### TEXTE PRÉSENTÉ:
------------------------

3/ - Quelles sont vos lectures habituelles aujourd’hui et comment s’expliquent ces habitudes ?


Je lis lentement, à travers de vieilles cicatrices de lecture. Je n’ai pas d’habitude.


Je lis des auteurs découverts sur des vide-greniers (Richepin, Marcelle Vioux …), des proches que je chronique et dans l’écriture desquels j’ai confiance (Maurice Mourier, Anne Peslier, Jean-Michel Maubert, Hubert Haddad…), des romans que l’on m’offre (Jón Kalman Stefánsson, Sara Baume, Stephen King…) et qui m’ouvrent à des sensibilités parentes, des auteurs dada échevelés de Venus d’ailleurs (un de mes éditeurs), des écrits politiques, philosophiques ou esthétiques (Barbara Stiegler, Juan Branco, Czeslaw Milosz, Nietzsche, Orwell, Annie Lebrun…) pour donner un sens ou un non-sens au monde. Je lis aussi Victor Hugo, John Cooper Powys, Baudelaire, Witkiewicz, des gens effrayants qui me font descendre à pic.

------------------------

### DONNÉES EXTRAITES:
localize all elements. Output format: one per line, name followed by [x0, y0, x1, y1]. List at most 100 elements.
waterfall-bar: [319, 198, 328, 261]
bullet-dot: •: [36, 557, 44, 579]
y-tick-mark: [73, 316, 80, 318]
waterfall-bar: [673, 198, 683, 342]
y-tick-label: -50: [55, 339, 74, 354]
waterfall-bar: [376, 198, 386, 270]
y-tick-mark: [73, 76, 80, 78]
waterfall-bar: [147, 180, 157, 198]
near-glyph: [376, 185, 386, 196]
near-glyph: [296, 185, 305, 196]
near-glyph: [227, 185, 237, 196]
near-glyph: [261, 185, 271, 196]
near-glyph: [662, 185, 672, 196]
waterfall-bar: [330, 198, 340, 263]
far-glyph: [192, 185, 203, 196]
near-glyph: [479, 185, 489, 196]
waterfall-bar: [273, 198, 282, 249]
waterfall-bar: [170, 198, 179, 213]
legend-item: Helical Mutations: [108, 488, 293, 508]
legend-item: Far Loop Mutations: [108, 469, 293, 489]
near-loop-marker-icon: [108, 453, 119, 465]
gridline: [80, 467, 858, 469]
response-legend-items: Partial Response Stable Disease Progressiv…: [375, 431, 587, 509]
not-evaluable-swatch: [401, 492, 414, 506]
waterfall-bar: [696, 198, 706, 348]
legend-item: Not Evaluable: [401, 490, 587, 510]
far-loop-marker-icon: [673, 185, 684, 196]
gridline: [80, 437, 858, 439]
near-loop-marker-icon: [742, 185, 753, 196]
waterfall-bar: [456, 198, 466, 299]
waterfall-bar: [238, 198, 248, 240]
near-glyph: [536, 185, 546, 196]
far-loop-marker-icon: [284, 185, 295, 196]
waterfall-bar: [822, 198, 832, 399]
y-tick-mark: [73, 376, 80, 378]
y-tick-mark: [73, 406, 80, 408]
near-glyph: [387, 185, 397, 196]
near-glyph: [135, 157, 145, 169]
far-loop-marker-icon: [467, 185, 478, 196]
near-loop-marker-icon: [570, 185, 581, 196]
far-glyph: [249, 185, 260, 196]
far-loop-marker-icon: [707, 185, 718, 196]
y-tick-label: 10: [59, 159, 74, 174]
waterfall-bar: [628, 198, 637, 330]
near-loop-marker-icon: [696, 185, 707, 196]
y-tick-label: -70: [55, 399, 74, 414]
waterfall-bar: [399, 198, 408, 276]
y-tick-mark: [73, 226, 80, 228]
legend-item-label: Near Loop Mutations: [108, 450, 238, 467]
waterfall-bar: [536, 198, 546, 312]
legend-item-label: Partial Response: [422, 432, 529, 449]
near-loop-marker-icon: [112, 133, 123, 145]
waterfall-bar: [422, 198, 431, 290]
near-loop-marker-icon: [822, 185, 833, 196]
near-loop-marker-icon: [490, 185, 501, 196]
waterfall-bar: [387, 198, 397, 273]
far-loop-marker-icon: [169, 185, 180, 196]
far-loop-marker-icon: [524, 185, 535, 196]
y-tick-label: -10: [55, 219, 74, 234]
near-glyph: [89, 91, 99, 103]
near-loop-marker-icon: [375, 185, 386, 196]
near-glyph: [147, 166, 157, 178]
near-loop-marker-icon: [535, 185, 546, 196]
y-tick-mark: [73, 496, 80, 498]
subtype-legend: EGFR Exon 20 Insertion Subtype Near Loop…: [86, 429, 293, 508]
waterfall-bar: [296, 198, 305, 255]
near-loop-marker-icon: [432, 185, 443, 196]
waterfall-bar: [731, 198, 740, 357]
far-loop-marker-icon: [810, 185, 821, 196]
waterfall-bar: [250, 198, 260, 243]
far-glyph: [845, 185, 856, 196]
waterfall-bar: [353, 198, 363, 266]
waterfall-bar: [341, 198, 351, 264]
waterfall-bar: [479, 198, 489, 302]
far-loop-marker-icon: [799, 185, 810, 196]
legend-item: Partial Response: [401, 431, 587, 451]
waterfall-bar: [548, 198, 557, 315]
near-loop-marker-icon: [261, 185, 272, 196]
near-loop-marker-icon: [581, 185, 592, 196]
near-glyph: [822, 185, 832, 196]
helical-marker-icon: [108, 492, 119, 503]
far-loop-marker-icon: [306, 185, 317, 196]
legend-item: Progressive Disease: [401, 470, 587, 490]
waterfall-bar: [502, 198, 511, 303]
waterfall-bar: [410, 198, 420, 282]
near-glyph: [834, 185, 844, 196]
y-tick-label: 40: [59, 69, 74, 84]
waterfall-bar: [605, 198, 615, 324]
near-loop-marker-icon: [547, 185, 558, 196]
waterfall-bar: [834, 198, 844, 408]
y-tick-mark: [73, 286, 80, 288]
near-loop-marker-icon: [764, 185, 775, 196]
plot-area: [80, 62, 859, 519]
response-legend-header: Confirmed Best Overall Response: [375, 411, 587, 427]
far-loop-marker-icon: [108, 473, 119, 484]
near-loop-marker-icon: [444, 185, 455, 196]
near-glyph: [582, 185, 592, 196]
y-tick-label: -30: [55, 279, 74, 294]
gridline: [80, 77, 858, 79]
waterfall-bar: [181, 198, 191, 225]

------------------------

### EXPLORATION DU CONTENU:
(a) D'après l'extrait sur les lectures, où ont été découverts des auteurs comme Richepin et Marcelle Vioux ?
(b) Poursuivez l'extrait sur les lectures à la suite de sa dernière phrase.

### RÉPONSES PAR TÂCHE:
(a) Sur des vide-greniers.

(b)
4/ - Pouvez-vous citer un support de diffusion de la poésie que vous affectionnez (autre que le livre) ?


 Certains tags sur les murs que mon meilleur ami nicAmy photographie dans le 18è ardt  https://vimeo.com/nicamy (Ce 18è qui nous est cher, film ouvert). La poésie y est populaire et en lutte.

Dans mes cours au collège, j’invente tous les exercices à partir de phrases improvisées qui réveillent la poésie sur le fil du rasoir. Transformer l’enseignement en aventure.


5/ - Le monde lit-il toujours et quoi ?


Le monde lit des mangas et Musso, selon une invitée de France Culture, ravie que le livre se soit aussi bien défendu pendant le confinement, avec 30 pour cent d’augmentation du chiffre d’affaires.


Le monde aliéné n’a plus le temps de lire que ce qui lui est servi.


6/ - Quel est votre plat préféré ?


La pieuvre, dans tous ses états. Tout ce qui est cuisiné avec gourmandise et élégance.



7/ - Question subsidiaire : pourriez-vous recommander un site de poésie et expliquer votre choix ?


Je préfère lire les poèmes sur du papier, en contact avec ma main.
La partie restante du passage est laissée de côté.